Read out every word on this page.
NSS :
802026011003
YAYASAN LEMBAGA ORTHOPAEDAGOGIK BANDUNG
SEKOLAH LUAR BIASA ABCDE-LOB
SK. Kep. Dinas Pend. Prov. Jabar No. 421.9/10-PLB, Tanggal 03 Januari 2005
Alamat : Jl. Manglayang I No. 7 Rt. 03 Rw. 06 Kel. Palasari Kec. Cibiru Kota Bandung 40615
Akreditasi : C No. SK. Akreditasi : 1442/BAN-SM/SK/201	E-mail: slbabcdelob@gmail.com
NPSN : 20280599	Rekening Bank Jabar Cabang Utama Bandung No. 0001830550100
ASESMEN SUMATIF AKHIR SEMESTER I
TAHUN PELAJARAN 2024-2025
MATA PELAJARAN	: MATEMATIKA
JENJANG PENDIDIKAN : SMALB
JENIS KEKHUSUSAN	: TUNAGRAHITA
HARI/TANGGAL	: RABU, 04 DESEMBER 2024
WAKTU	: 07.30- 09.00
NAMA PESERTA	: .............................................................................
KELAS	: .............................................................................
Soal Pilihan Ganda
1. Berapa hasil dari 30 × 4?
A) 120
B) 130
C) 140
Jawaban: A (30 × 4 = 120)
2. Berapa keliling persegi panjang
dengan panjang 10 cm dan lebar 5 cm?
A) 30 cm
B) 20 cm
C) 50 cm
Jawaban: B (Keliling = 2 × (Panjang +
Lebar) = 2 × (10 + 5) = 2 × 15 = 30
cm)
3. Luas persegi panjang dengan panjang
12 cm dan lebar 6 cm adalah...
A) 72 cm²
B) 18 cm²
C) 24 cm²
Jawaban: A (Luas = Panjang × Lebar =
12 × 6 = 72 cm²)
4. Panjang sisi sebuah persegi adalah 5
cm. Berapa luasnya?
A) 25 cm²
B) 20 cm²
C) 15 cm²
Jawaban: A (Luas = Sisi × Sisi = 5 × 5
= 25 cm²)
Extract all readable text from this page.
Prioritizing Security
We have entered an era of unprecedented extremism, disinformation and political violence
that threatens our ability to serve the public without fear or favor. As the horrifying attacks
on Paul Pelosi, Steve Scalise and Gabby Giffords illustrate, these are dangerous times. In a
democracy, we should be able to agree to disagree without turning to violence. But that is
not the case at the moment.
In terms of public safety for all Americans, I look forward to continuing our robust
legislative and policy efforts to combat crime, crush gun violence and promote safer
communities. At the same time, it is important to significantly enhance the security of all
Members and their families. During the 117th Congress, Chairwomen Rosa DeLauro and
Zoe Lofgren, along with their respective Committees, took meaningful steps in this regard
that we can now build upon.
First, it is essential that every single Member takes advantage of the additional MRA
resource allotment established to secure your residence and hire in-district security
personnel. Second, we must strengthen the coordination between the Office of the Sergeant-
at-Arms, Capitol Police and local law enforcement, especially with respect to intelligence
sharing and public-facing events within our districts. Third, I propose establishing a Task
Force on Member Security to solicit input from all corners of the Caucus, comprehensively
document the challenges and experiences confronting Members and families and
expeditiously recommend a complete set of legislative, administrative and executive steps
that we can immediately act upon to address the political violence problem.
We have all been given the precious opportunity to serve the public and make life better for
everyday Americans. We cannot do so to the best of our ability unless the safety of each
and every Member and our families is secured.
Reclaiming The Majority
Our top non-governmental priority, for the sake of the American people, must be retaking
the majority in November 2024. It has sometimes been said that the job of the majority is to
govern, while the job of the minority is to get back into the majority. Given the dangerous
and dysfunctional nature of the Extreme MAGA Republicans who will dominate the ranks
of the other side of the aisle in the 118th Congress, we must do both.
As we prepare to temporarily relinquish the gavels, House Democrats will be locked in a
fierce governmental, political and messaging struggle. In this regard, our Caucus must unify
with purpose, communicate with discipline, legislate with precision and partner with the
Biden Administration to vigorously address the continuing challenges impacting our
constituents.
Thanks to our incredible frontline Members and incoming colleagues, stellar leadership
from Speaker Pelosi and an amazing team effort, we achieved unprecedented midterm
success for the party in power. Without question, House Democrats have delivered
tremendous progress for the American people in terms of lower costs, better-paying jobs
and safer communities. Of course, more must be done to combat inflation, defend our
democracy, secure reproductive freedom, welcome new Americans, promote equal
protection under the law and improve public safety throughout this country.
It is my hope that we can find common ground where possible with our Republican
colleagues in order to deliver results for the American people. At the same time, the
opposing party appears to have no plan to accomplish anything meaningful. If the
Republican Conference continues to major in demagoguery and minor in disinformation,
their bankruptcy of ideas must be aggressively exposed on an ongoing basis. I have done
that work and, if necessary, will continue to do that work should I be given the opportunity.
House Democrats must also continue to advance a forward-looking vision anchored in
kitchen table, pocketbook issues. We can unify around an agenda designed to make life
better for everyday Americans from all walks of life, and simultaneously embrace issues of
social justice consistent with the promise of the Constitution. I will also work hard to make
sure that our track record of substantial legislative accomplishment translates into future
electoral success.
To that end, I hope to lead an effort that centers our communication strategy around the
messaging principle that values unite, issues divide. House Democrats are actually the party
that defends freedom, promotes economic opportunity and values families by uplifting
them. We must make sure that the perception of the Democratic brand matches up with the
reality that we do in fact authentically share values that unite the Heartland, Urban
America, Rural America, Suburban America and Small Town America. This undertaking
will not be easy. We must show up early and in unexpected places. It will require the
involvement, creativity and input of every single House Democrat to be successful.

- What needs to be done
Please reproduce the entire listing, exactly as shown.

- Written solution
Read out every word on this page.
NSS :
802026011003
YAYASAN LEMBAGA ORTHOPAEDAGOGIK BANDUNG
SEKOLAH LUAR BIASA ABCDE-LOB
SK. Kep. Dinas Pend. Prov. Jabar No. 421.9/10-PLB, Tanggal 03 Januari 2005
Alamat : Jl. Manglayang I No. 7 Rt. 03 Rw. 06 Kel. Palasari Kec. Cibiru Kota Bandung 40615
Akreditasi : C No. SK. Akreditasi : 1442/BAN-SM/SK/201	E-mail: slbabcdelob@gmail.com
NPSN : 20280599	Rekening Bank Jabar Cabang Utama Bandung No. 0001830550100
ASESMEN SUMATIF AKHIR SEMESTER I
TAHUN PELAJARAN 2024-2025
MATA PELAJARAN	: MATEMATIKA
JENJANG PENDIDIKAN : SMALB
JENIS KEKHUSUSAN	: TUNAGRAHITA
HARI/TANGGAL	: RABU, 04 DESEMBER 2024
WAKTU	: 07.30- 09.00
NAMA PESERTA	: .............................................................................
KELAS	: .............................................................................
Soal Pilihan Ganda
1. Berapa hasil dari 30 × 4?
A) 120
B) 130
C) 140
Jawaban: A (30 × 4 = 120)
2. Berapa keliling persegi panjang
dengan panjang 10 cm dan lebar 5 cm?
A) 30 cm
B) 20 cm
C) 50 cm
Jawaban: B (Keliling = 2 × (Panjang +
Lebar) = 2 × (10 + 5) = 2 × 15 = 30
cm)
3. Luas persegi panjang dengan panjang
12 cm dan lebar 6 cm adalah...
A) 72 cm²
B) 18 cm²
C) 24 cm²
Jawaban: A (Luas = Panjang × Lebar =
12 × 6 = 72 cm²)
4. Panjang sisi sebuah persegi adalah 5
cm. Berapa luasnya?
A) 25 cm²
B) 20 cm²
C) 15 cm²
Jawaban: A (Luas = Sisi × Sisi = 5 × 5
= 25 cm²)
Extract all readable text from this page.
Prioritizing Security
We have entered an era of unprecedented extremism, disinformation and political violence
that threatens our ability to serve the public without fear or favor. As the horrifying attacks
on Paul Pelosi, Steve Scalise and Gabby Giffords illustrate, these are dangerous times. In a
democracy, we should be able to agree to disagree without turning to violence. But that is
not the case at the moment.
In terms of public safety for all Americans, I look forward to continuing our robust
legislative and policy efforts to combat crime, crush gun violence and promote safer
communities. At the same time, it is important to significantly enhance the security of all
Members and their families. During the 117th Congress, Chairwomen Rosa DeLauro and
Zoe Lofgren, along with their respective Committees, took meaningful steps in this regard
that we can now build upon.
First, it is essential that every single Member takes advantage of the additional MRA
resource allotment established to secure your residence and hire in-district security
personnel. Second, we must strengthen the coordination between the Office of the Sergeant-
at-Arms, Capitol Police and local law enforcement, especially with respect to intelligence
sharing and public-facing events within our districts. Third, I propose establishing a Task
Force on Member Security to solicit input from all corners of the Caucus, comprehensively
document the challenges and experiences confronting Members and families and
expeditiously recommend a complete set of legislative, administrative and executive steps
that we can immediately act upon to address the political violence problem.
We have all been given the precious opportunity to serve the public and make life better for
everyday Americans. We cannot do so to the best of our ability unless the safety of each
and every Member and our families is secured.
Reclaiming The Majority
Our top non-governmental priority, for the sake of the American people, must be retaking
the majority in November 2024. It has sometimes been said that the job of the majority is to
govern, while the job of the minority is to get back into the majority. Given the dangerous
and dysfunctional nature of the Extreme MAGA Republicans who will dominate the ranks
of the other side of the aisle in the 118th Congress, we must do both.
As we prepare to temporarily relinquish the gavels, House Democrats will be locked in a
fierce governmental, political and messaging struggle. In this regard, our Caucus must unify
with purpose, communicate with discipline, legislate with precision and partner with the
Biden Administration to vigorously address the continuing challenges impacting our
constituents.
Thanks to our incredible frontline Members and incoming colleagues, stellar leadership
from Speaker Pelosi and an amazing team effort, we achieved unprecedented midterm
success for the party in power. Without question, House Democrats have delivered
tremendous progress for the American people in terms of lower costs, better-paying jobs
and safer communities. Of course, more must be done to combat inflation, defend our
democracy, secure reproductive freedom, welcome new Americans, promote equal
protection under the law and improve public safety throughout this country.
It is my hope that we can find common ground where possible with our Republican
colleagues in order to deliver results for the American people. At the same time, the
opposing party appears to have no plan to accomplish anything meaningful. If the
Republican Conference continues to major in demagoguery and minor in disinformation,
their bankruptcy of ideas must be aggressively exposed on an ongoing basis. I have done
that work and, if necessary, will continue to do that work should I be given the opportunity.
House Democrats must also continue to advance a forward-looking vision anchored in
kitchen table, pocketbook issues. We can unify around an agenda designed to make life
better for everyday Americans from all walks of life, and simultaneously embrace issues of
social justice consistent with the promise of the Constitution. I will also work hard to make
sure that our track record of substantial legislative accomplishment translates into future
electoral success.
To that end, I hope to lead an effort that centers our communication strategy around the
messaging principle that values unite, issues divide. House Democrats are actually the party
that defends freedom, promotes economic opportunity and values families by uplifting
them. We must make sure that the perception of the Democratic brand matches up with the
reality that we do in fact authentically share values that unite the Heartland, Urban
America, Rural America, Suburban America and Small Town America. This undertaking
will not be easy. We must show up early and in unexpected places. It will require the
involvement, creativity and input of every single House Democrat to be successful.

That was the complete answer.